Repeat every record below exactly, but leave out any pictures.
--- Start of LISTING ---
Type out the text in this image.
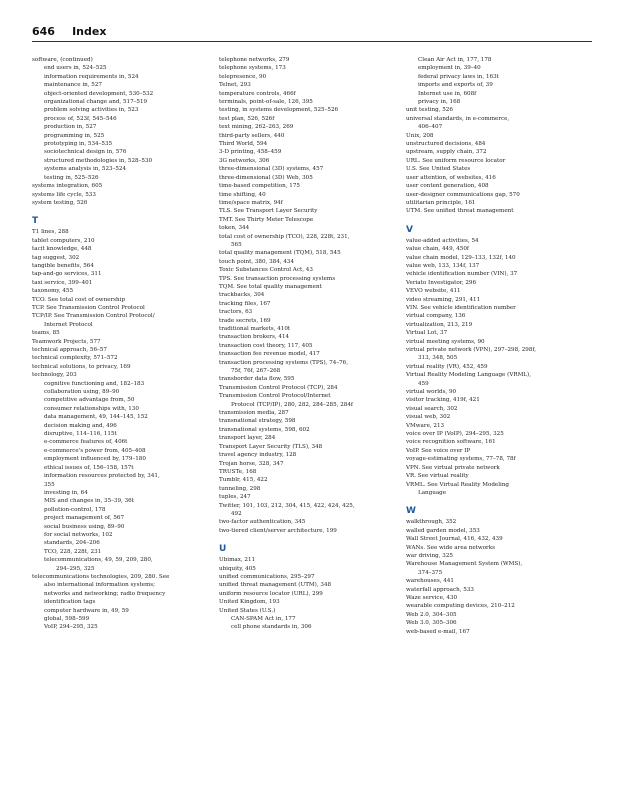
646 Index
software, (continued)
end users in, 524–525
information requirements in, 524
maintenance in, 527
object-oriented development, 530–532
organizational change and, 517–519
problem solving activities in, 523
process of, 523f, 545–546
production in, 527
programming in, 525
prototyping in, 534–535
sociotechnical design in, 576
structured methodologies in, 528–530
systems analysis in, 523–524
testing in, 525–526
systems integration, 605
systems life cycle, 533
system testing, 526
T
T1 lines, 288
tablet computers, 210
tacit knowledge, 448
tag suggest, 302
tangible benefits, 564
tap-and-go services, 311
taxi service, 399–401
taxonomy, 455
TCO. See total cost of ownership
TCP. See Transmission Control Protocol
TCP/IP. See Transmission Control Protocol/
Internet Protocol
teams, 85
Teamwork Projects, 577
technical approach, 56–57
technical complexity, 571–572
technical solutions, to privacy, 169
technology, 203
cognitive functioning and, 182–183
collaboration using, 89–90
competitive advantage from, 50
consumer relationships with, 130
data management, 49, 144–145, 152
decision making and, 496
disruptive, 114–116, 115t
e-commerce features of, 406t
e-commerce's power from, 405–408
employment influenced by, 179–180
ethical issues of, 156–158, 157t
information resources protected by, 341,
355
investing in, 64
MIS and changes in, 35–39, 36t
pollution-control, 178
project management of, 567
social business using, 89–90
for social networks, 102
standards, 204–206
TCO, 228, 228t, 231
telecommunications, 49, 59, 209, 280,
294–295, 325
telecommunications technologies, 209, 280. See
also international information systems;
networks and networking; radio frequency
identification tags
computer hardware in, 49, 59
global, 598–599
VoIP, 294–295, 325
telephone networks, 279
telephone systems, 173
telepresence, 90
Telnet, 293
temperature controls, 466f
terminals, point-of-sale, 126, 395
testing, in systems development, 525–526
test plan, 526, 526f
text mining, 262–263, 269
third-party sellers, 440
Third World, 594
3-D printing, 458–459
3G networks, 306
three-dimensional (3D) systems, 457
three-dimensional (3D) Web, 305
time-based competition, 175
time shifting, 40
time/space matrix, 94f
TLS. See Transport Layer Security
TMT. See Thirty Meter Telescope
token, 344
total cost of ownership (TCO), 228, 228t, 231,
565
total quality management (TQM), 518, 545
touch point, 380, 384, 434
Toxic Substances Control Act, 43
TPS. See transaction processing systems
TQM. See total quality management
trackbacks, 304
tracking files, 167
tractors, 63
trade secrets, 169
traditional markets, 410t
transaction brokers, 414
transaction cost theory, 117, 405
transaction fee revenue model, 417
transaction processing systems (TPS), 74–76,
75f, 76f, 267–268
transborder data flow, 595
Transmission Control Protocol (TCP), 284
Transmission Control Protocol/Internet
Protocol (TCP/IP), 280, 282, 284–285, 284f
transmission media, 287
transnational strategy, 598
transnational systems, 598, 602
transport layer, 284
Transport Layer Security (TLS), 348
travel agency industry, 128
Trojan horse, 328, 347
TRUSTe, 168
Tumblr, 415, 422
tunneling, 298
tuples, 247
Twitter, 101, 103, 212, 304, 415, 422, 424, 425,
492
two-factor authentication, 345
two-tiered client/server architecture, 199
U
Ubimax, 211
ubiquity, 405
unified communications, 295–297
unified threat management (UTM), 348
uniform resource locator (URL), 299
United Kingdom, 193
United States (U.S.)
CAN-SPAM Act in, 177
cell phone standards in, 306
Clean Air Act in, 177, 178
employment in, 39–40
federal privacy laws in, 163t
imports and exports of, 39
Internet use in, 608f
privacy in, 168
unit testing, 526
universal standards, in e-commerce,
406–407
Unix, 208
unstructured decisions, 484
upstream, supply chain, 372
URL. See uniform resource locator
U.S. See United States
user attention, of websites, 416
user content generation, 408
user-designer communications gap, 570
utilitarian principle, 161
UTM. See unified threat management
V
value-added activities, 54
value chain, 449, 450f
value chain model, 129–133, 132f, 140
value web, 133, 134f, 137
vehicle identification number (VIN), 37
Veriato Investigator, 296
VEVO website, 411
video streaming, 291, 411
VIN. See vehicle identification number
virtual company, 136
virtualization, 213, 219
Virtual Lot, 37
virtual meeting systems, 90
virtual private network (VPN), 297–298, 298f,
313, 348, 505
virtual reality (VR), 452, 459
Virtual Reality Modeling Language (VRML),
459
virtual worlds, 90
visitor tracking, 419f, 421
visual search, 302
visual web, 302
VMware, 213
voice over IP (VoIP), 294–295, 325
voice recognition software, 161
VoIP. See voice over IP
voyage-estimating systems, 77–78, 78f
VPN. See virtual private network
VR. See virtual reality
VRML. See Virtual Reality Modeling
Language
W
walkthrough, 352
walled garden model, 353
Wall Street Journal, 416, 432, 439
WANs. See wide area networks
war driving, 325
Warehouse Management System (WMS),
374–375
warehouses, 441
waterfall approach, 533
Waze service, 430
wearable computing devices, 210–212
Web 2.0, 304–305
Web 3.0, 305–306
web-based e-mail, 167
--- End of LISTING ---
SOLVED PROBLEM:
Type out the text in this image.
646 Index
software, (continued)
end users in, 524–525
information requirements in, 524
maintenance in, 527
object-oriented development, 530–532
organizational change and, 517–519
problem solving activities in, 523
process of, 523f, 545–546
production in, 527
programming in, 525
prototyping in, 534–535
sociotechnical design in, 576
structured methodologies in, 528–530
systems analysis in, 523–524
testing in, 525–526
systems integration, 605
systems life cycle, 533
system testing, 526
T
T1 lines, 288
tablet computers, 210
tacit knowledge, 448
tag suggest, 302
tangible benefits, 564
tap-and-go services, 311
taxi service, 399–401
taxonomy, 455
TCO. See total cost of ownership
TCP. See Transmission Control Protocol
TCP/IP. See Transmission Control Protocol/
Internet Protocol
teams, 85
Teamwork Projects, 577
technical approach, 56–57
technical complexity, 571–572
technical solutions, to privacy, 169
technology, 203
cognitive functioning and, 182–183
collaboration using, 89–90
competitive advantage from, 50
consumer relationships with, 130
data management, 49, 144–145, 152
decision making and, 496
disruptive, 114–116, 115t
e-commerce features of, 406t
e-commerce's power from, 405–408
employment influenced by, 179–180
ethical issues of, 156–158, 157t
information resources protected by, 341,
355
investing in, 64
MIS and changes in, 35–39, 36t
pollution-control, 178
project management of, 567
social business using, 89–90
for social networks, 102
standards, 204–206
TCO, 228, 228t, 231
telecommunications, 49, 59, 209, 280,
294–295, 325
telecommunications technologies, 209, 280. See
also international information systems;
networks and networking; radio frequency
identification tags
computer hardware in, 49, 59
global, 598–599
VoIP, 294–295, 325
telephone networks, 279
telephone systems, 173
telepresence, 90
Telnet, 293
temperature controls, 466f
terminals, point-of-sale, 126, 395
testing, in systems development, 525–526
test plan, 526, 526f
text mining, 262–263, 269
third-party sellers, 440
Third World, 594
3-D printing, 458–459
3G networks, 306
three-dimensional (3D) systems, 457
three-dimensional (3D) Web, 305
time-based competition, 175
time shifting, 40
time/space matrix, 94f
TLS. See Transport Layer Security
TMT. See Thirty Meter Telescope
token, 344
total cost of ownership (TCO), 228, 228t, 231,
565
total quality management (TQM), 518, 545
touch point, 380, 384, 434
Toxic Substances Control Act, 43
TPS. See transaction processing systems
TQM. See total quality management
trackbacks, 304
tracking files, 167
tractors, 63
trade secrets, 169
traditional markets, 410t
transaction brokers, 414
transaction cost theory, 117, 405
transaction fee revenue model, 417
transaction processing systems (TPS), 74–76,
75f, 76f, 267–268
transborder data flow, 595
Transmission Control Protocol (TCP), 284
Transmission Control Protocol/Internet
Protocol (TCP/IP), 280, 282, 284–285, 284f
transmission media, 287
transnational strategy, 598
transnational systems, 598, 602
transport layer, 284
Transport Layer Security (TLS), 348
travel agency industry, 128
Trojan horse, 328, 347
TRUSTe, 168
Tumblr, 415, 422
tunneling, 298
tuples, 247
Twitter, 101, 103, 212, 304, 415, 422, 424, 425,
492
two-factor authentication, 345
two-tiered client/server architecture, 199
U
Ubimax, 211
ubiquity, 405
unified communications, 295–297
unified threat management (UTM), 348
uniform resource locator (URL), 299
United Kingdom, 193
United States (U.S.)
CAN-SPAM Act in, 177
cell phone standards in, 306
Clean Air Act in, 177, 178
employment in, 39–40
federal privacy laws in, 163t
imports and exports of, 39
Internet use in, 608f
privacy in, 168
unit testing, 526
universal standards, in e-commerce,
406–407
Unix, 208
unstructured decisions, 484
upstream, supply chain, 372
URL. See uniform resource locator
U.S. See United States
user attention, of websites, 416
user content generation, 408
user-designer communications gap, 570
utilitarian principle, 161
UTM. See unified threat management
V
value-added activities, 54
value chain, 449, 450f
value chain model, 129–133, 132f, 140
value web, 133, 134f, 137
vehicle identification number (VIN), 37
Veriato Investigator, 296
VEVO website, 411
video streaming, 291, 411
VIN. See vehicle identification number
virtual company, 136
virtualization, 213, 219
Virtual Lot, 37
virtual meeting systems, 90
virtual private network (VPN), 297–298, 298f,
313, 348, 505
virtual reality (VR), 452, 459
Virtual Reality Modeling Language (VRML),
459
virtual worlds, 90
visitor tracking, 419f, 421
visual search, 302
visual web, 302
VMware, 213
voice over IP (VoIP), 294–295, 325
voice recognition software, 161
VoIP. See voice over IP
voyage-estimating systems, 77–78, 78f
VPN. See virtual private network
VR. See virtual reality
VRML. See Virtual Reality Modeling
Language
W
walkthrough, 352
walled garden model, 353
Wall Street Journal, 416, 432, 439
WANs. See wide area networks
war driving, 325
Warehouse Management System (WMS),
374–375
warehouses, 441
waterfall approach, 533
Waze service, 430
wearable computing devices, 210–212
Web 2.0, 304–305
Web 3.0, 305–306
web-based e-mail, 167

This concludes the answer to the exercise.